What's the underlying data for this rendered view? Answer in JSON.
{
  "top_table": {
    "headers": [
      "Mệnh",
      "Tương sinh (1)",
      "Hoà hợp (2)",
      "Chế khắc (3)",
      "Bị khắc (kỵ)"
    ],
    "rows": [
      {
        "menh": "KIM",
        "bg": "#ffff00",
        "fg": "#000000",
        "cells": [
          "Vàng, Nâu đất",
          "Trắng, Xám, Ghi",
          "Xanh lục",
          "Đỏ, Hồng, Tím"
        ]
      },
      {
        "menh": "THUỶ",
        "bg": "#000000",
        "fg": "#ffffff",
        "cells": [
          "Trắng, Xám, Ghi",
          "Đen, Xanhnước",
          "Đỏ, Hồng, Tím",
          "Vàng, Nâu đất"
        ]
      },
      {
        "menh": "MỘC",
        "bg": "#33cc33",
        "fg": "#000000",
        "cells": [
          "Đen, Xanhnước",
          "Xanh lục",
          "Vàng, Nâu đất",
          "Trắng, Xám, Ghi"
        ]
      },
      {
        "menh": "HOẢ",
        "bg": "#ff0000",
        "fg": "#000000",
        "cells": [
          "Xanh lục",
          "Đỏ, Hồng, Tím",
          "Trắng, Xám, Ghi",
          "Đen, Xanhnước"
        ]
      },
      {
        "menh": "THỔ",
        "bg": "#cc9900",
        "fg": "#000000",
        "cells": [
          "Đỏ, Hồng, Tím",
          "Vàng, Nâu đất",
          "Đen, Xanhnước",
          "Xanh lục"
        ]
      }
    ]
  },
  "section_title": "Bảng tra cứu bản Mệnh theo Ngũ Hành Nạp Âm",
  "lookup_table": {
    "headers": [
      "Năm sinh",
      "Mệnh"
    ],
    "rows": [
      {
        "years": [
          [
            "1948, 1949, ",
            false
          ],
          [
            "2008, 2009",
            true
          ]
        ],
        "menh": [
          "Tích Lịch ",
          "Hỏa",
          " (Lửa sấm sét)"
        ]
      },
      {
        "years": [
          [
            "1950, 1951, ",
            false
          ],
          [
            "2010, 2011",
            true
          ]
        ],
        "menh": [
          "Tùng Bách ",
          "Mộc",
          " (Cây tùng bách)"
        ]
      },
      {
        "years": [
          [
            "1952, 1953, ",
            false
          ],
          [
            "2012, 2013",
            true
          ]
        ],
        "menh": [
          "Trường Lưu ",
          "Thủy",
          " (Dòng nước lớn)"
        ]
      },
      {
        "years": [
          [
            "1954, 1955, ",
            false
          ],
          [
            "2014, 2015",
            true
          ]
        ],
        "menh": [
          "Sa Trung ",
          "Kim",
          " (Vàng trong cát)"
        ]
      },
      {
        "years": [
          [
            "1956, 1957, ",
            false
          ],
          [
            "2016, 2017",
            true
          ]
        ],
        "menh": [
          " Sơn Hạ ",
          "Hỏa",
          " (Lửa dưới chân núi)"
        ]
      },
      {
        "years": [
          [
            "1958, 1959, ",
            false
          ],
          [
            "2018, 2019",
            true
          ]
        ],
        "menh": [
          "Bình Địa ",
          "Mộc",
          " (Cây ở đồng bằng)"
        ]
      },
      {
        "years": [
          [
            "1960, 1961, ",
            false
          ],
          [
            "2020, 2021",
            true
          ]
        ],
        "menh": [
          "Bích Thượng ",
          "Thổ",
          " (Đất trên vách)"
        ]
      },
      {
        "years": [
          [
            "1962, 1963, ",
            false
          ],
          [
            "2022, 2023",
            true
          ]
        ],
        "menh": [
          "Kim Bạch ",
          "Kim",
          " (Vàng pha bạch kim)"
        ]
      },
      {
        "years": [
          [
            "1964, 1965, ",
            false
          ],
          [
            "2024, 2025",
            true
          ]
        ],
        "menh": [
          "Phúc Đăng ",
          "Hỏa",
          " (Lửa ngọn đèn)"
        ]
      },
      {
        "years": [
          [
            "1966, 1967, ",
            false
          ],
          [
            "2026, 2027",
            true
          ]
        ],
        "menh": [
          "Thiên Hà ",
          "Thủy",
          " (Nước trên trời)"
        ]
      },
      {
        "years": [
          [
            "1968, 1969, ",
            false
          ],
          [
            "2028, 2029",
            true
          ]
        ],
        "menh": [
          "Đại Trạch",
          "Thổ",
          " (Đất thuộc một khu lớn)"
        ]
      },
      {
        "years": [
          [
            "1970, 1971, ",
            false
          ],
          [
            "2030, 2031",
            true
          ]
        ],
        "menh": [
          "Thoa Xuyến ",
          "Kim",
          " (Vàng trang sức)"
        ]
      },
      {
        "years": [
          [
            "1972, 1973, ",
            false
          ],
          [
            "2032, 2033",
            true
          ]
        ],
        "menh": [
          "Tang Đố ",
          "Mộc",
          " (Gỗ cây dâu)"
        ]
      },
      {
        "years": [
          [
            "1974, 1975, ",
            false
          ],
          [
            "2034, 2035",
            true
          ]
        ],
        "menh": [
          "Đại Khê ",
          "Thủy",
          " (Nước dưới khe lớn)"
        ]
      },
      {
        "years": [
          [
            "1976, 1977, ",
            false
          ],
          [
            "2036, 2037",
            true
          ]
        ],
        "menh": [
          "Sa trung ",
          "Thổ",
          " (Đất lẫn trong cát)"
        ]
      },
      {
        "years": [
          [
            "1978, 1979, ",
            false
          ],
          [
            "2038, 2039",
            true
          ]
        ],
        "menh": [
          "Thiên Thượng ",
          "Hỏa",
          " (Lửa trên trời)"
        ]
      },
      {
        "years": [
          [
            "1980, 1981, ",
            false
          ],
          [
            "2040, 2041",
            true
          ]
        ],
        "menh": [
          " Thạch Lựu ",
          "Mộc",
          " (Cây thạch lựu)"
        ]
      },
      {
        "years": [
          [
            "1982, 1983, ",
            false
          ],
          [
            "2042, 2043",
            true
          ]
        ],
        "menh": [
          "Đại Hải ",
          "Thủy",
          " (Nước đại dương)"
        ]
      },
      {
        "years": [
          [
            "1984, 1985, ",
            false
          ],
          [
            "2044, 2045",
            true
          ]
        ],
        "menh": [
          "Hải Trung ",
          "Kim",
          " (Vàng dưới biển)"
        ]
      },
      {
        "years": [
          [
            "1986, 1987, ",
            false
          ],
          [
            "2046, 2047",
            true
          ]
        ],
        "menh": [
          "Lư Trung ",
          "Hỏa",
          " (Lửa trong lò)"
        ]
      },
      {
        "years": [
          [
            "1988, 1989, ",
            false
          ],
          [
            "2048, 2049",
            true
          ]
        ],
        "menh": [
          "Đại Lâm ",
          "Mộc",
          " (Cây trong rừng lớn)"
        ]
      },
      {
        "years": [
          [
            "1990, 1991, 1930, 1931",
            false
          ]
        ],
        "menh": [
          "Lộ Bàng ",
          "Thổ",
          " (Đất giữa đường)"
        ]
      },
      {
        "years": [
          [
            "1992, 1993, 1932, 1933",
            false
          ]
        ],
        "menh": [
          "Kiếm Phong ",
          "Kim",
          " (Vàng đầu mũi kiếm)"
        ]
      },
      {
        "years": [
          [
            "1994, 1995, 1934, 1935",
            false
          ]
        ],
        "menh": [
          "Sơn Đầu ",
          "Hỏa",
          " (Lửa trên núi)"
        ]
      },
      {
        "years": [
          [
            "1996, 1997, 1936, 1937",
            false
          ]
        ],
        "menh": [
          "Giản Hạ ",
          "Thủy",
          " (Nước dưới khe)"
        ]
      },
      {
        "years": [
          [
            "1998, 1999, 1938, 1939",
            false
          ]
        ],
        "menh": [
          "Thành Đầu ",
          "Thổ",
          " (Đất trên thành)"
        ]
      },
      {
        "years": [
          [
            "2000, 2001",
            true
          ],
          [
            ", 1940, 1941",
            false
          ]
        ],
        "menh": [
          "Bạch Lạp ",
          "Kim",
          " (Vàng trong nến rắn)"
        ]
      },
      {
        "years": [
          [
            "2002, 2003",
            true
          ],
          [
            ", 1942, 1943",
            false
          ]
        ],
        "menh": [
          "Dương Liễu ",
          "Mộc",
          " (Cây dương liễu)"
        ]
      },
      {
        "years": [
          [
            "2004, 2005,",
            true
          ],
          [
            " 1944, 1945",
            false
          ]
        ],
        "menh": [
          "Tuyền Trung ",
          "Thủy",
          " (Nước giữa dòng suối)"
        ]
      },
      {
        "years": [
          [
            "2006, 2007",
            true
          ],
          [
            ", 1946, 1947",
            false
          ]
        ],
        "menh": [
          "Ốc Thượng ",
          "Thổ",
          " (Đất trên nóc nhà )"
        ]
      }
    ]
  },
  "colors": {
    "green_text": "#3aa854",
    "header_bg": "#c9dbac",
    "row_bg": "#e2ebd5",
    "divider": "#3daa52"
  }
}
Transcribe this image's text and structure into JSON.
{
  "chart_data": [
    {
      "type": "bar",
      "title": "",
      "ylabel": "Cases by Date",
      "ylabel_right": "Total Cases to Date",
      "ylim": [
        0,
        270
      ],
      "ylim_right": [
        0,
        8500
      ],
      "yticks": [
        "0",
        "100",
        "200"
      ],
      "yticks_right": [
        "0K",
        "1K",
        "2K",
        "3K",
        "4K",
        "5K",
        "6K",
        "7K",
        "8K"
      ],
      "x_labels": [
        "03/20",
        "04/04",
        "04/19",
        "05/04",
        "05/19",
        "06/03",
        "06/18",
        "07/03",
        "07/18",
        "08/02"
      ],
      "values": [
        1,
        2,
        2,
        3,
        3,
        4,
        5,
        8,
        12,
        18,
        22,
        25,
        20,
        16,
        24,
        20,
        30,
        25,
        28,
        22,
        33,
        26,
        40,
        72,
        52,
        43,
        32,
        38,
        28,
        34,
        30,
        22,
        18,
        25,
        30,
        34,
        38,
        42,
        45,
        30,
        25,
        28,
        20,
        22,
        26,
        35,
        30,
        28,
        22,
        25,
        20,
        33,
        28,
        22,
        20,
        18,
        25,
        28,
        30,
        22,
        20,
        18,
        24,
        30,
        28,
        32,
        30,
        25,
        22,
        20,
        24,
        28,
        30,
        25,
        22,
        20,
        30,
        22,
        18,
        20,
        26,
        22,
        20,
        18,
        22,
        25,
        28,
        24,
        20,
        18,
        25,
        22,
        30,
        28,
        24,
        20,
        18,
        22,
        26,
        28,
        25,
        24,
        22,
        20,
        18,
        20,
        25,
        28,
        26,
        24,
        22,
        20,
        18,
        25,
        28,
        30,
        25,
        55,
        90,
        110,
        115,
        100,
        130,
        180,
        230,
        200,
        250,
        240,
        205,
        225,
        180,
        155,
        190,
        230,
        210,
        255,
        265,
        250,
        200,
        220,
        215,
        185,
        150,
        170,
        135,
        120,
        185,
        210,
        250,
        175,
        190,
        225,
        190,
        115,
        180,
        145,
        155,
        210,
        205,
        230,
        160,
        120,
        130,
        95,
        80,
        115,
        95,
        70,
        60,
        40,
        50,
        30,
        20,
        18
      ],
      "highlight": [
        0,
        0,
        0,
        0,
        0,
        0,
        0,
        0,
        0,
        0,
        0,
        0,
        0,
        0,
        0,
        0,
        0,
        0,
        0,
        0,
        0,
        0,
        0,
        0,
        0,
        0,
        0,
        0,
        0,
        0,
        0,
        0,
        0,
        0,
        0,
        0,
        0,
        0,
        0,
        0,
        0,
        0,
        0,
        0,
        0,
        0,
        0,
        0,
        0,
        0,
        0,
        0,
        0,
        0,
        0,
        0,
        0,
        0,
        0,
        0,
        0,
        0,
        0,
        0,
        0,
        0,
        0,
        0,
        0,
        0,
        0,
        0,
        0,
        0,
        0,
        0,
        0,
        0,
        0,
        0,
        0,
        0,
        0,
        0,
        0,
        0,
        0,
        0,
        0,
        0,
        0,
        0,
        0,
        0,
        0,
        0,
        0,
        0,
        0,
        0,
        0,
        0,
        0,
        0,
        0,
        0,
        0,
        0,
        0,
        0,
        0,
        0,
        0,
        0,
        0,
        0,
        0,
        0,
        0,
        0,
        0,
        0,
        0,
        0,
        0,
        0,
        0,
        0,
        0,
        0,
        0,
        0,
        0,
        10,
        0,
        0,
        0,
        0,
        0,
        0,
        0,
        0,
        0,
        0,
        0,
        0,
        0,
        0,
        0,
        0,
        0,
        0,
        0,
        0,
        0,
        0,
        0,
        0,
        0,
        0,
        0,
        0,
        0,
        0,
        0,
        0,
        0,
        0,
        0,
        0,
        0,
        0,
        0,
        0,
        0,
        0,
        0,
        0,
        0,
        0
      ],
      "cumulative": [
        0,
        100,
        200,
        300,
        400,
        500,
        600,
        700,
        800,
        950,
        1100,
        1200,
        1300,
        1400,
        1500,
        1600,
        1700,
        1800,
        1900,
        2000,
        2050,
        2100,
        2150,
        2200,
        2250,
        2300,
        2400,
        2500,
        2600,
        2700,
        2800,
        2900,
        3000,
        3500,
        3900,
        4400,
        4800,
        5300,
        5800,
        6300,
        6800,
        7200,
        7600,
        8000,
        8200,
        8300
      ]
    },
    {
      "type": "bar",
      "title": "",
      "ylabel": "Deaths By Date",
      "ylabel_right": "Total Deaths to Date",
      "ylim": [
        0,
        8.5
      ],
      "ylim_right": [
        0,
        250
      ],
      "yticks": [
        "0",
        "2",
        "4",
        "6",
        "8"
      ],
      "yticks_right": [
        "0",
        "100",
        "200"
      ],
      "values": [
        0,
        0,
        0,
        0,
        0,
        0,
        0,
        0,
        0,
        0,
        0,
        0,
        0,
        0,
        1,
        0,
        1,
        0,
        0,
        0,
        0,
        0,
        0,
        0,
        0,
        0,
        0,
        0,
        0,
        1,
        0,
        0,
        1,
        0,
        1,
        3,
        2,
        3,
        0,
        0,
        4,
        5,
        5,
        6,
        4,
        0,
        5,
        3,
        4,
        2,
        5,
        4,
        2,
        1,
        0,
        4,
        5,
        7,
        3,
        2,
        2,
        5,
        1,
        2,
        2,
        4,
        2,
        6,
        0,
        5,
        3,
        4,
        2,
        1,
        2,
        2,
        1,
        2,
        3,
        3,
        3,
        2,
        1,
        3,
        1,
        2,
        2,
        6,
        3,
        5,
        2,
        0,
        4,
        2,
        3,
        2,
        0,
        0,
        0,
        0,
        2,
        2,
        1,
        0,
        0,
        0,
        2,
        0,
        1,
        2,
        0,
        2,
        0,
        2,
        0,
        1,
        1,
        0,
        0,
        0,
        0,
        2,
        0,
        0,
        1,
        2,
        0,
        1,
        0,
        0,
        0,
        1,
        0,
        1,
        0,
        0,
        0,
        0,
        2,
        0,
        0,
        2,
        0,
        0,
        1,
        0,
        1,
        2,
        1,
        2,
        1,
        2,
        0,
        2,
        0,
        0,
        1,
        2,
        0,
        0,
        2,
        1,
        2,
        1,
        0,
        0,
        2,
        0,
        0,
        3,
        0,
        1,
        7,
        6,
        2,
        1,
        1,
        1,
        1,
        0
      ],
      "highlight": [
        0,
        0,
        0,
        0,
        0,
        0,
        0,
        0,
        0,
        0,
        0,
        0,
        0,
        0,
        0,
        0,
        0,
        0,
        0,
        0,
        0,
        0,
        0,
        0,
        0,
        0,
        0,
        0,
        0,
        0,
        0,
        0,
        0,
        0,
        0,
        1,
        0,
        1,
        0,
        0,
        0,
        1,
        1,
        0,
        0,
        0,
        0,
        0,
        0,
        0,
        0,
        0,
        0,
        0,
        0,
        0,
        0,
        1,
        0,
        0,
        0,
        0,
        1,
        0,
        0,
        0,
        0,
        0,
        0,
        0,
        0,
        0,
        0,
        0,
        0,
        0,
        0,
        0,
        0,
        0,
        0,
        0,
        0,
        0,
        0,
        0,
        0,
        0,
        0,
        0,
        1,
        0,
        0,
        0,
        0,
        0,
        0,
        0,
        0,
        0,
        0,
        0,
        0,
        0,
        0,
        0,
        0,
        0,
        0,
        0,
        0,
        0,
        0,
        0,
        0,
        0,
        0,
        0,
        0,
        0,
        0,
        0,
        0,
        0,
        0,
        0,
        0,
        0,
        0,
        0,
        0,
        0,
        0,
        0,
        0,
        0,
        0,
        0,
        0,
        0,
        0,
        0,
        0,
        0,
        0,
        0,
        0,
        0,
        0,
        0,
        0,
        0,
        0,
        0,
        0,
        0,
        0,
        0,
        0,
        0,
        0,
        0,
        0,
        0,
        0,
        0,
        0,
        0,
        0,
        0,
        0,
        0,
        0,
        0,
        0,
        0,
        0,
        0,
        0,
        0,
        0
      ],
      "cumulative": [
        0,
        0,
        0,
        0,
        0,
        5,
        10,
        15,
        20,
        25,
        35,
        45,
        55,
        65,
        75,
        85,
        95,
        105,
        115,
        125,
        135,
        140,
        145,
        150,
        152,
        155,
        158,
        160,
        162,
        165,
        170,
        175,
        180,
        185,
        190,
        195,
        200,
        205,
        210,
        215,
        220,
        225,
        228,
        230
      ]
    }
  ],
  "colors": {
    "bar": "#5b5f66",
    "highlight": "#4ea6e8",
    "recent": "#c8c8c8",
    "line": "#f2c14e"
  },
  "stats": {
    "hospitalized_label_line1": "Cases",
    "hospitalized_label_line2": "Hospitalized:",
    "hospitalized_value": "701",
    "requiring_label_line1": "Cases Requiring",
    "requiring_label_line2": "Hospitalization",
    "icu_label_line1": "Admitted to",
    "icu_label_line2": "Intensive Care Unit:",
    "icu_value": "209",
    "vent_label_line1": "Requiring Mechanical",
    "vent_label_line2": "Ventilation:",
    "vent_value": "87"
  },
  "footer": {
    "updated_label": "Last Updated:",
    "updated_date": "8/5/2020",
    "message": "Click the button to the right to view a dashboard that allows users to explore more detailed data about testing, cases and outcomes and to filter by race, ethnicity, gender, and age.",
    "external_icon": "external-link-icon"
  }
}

Exercise brief - Pull every line holding "Total" out of the records.

Result of the task -
      "ylabel_right": "Total Cases to Date",
      "ylabel_right": "Total Deaths to Date",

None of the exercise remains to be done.